● **Tarefa A**: Traduza para o inglês a seguinte frase do trecho: "A provar que uma genuína voz cinematográfica se faz impor desde as primeiras tentativas – penso nas obras de estreia singulares de gente como Federico Fellini, François Truffaut e do próprio Scorsese –, Pura Adrenalina apresenta várias virtudes da obra posterior de Anderson, mas com um tom de leveza e simplicidade que depois não se veria igual em seus trabalhos futuros, mais barrocos e fabulares."
● **Tarefa B**: De acordo com o trecho, a qual crítico o mestre americano revelou sua dica em uma entrevista?
● **Tarefa C**: Extraia do trecho a parte entre "Ao que se poderia" e "Hotel Budapeste (2014).", inclusive.

Ao que se poderia dizer: pena que não prestamos mais atenção à dica do mestre americano (revelada em uma entrevista ao crítico Roger Ebert, quando este o indagou sobre os seus filmes preferidos da década de 1990, e que pode ser lida aqui), porque o quase desconhecido Adrenalina não é uma mera curiosidade na carreira de Anderson – é um dos melhores trabalhos de uma filmografia onde não faltam momentos brilhantes, status que se mantém mesmo diante de criações imponentes como Os Excêntricos Tenenbaums (2001), Moonrise Kingdom (2012) ou O Grande Hotel Budapeste (2014).

A provar que uma genuína voz cinematográfica se faz impor desde as primeiras tentativas – penso nas obras de estreia singulares de gente como Federico Fellini, François Truffaut e do próprio Scorsese –, Pura Adrenalina apresenta várias virtudes da obra posterior de Anderson, mas com um tom de leveza e simplicidade que depois não se veria igual em seus trabalhos futuros, mais barrocos e fabulares.

● **Material fornecido**:
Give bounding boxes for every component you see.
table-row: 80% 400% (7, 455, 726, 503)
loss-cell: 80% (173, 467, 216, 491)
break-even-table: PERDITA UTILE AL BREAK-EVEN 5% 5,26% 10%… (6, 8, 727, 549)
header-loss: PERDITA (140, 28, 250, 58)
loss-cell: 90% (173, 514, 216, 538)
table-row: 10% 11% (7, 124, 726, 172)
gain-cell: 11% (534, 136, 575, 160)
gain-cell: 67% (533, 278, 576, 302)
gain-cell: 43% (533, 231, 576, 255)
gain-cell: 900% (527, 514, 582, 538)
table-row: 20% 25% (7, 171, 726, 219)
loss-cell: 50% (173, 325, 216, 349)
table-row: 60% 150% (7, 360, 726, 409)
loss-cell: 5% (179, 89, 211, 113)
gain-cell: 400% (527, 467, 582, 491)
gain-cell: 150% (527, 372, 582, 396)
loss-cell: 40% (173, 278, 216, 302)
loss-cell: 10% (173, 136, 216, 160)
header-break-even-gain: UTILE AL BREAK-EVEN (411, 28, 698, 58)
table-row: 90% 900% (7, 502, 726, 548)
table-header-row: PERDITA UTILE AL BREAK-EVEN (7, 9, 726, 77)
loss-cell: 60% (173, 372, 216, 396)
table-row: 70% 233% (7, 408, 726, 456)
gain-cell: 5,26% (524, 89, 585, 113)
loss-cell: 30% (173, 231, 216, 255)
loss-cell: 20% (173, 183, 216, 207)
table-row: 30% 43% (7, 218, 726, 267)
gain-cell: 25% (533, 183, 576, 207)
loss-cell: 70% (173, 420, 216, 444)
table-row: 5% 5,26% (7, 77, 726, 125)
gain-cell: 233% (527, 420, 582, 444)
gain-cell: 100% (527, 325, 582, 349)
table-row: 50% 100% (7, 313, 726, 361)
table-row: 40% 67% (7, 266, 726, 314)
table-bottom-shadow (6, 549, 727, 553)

● **Solução A**: As proof that a genuine cinematic voice asserts itself from the very first attempts – I am thinking of the singular debut works of people such as Federico Fellini, François Truffaut and Scorsese himself –, Pura Adrenalina displays several virtues of Anderson's later work, but with a tone of lightness and simplicity that would never be seen to the same degree in his future, more baroque and fable-like works.

● **Solução B**: Ao crítico Roger Ebert.

● **Solução C**:
Ao que se poderia dizer: pena que não prestamos mais atenção à dica do mestre americano (revelada em uma entrevista ao crítico Roger Ebert, quando este o indagou sobre os seus filmes preferidos da década de 1990, e que pode ser lida aqui), porque o quase desconhecido Adrenalina não é uma mera curiosidade na carreira de Anderson – é um dos melhores trabalhos de uma filmografia onde não faltam momentos brilhantes, status que se mantém mesmo diante de criações imponentes como Os Excêntricos Tenenbaums (2001), Moonrise Kingdom (2012) ou O Grande Hotel Budapeste (2014).